Text section

━━━━━━━━

Anyone good at MATH PROBLEMS?

Question

i need help with my geometry homework.... can u guys atleast answer one of these questions.
DIRECTIONS: SHOW CONJECTURE IS FALSE BY FINDING A COUNTEREXAMPLE.

1.) THE DIFFERENCE OF TWO WHOLE NUMBERS IS A WHIOLE NUMBER.

2.) THE ABSOLUTE VALUE OF THE SUM OF TWO NUMBERS IS THE SUM OF THEIR ABSOLUTE VALUES, MEANING...Ia+bI = IaI + lbl.

3.) IF m doesnt equal -1, then m/m-1 > 1.

Answer 1

For number 1

Take any whole number and subtract it by a larger whole number:

1 - 2 = -1, and since -1 is not a whole number you have your counterexample.


For Number 2,
Simply take a number and it's opposite:

|1 + -1| = 0
|1| + |-1| = 2

Another counterexample.


For Number 3,
Take 0:

m = 0
0 / 0 -1 = 0/-1 = 0
And since 0 < 1, you have your third counterexample.

Answer 2

1. The set of whole numbers includes the set of natural (counting) numbers as well as zero. The set of whole numbers does NOT include negative integers. Hence, any example of a - b where a < b will be a counterexample because the result will be negative. For example,

3 - 4 = -1, which is not a whole number because it is negative.

━━━━━━━━

What you will do
Pick up the geometry counterexample thread above and keep writing it from its final sentence onward.

Supplied data
━━━━━━━━

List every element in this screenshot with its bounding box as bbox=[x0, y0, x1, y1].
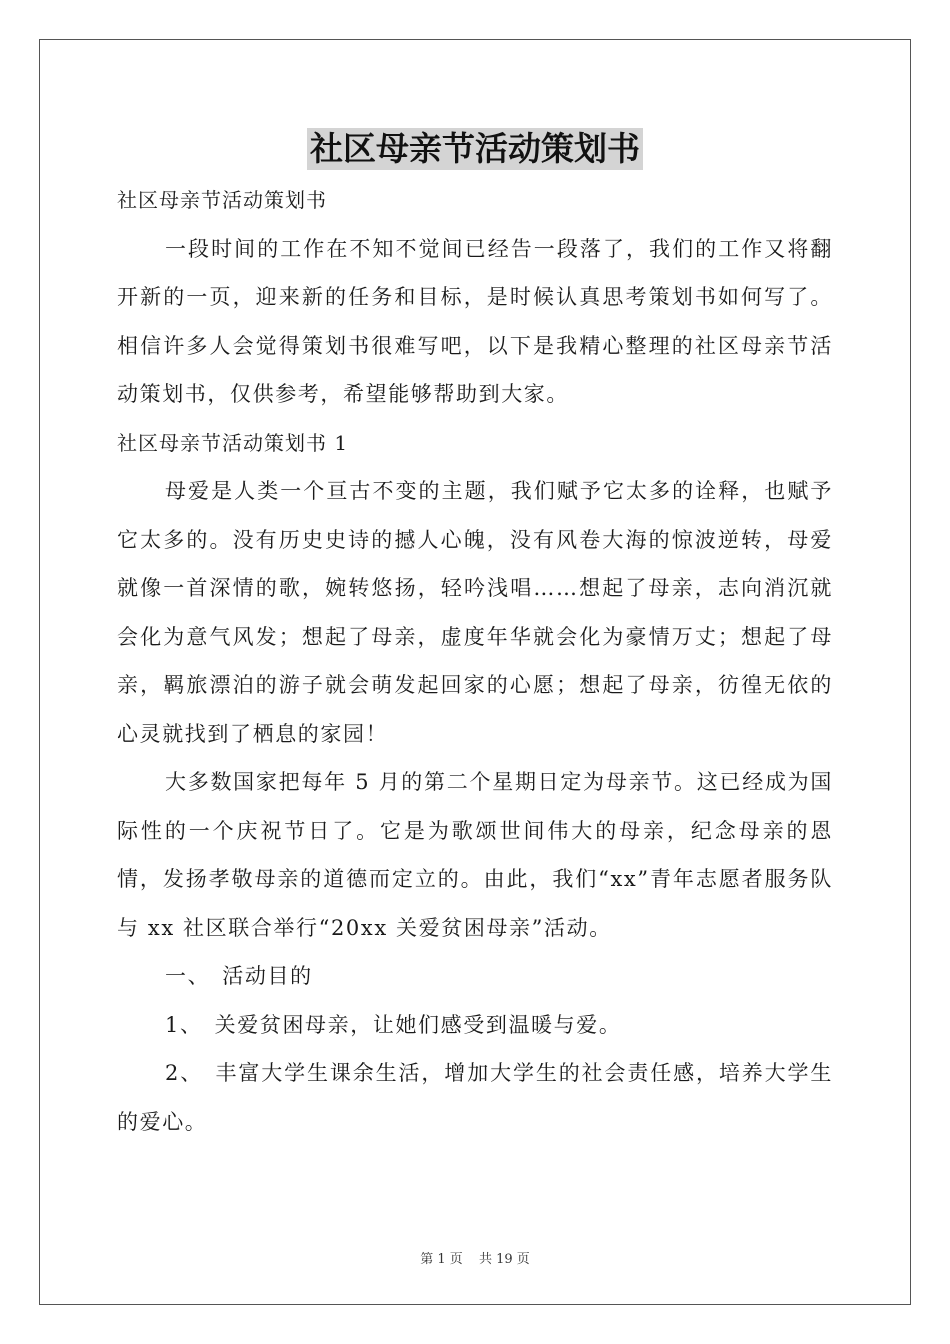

━━━━━━━━

Result for this task
2. The assertion will be false if a and b have opposite signs. Counterexample would be a = -5, b = 2.

|a+b| =? |a| + |b|
|-5 + 2| =? |-5| + |2|
|-3| =? 5 + 2
3 ≠ 7 so the assertion is false.

3. I assume that this is supposed to read
"If m ≠ 1, then m / (m-1) > 1."
which will be false for any value of m < 1, such as m = 0:
m / (m-1)
= 0 / (0 - 1)
= 0 / (-1)
= 0, which is definitely not greater than 1.

Answer 3

1) Here is a counter example. 3 - 5 = -2.
3 is a whole number and 5 is a whole number. Their difference is not a whole number. In general for any whole number x and y. If x < y, then x - y is not a whole number.

2) |a + b| = |a| + |b|. But if a > 0 and b < 0 and |a| <=|b| ,
|a+b| = -(a+b). |a| = a and |b| = -b

therefore, -(a+b) ╪ a - b.

With number, you will see it better. Let a = 2 and let b = -3
we will have |a + b| = | 2 -3 | = |-1| = 1
But |a| + |b| = |2| + | -3| = 2 + 3 = 5. Hence 1 ╪ 5. That is a counter example

3) I think you meant m/(m-1) >1. That is m-1 is in the denominator.
In case you meant that.

let m = ½ , then ½ / (½ -1) = -1 and it is less than 1.

Answer 4

I think you'll have trouble finding a counterexample to (1) because it's true. The integers form a group over addition and are therefore closed over addition and, by corollary, subtraction.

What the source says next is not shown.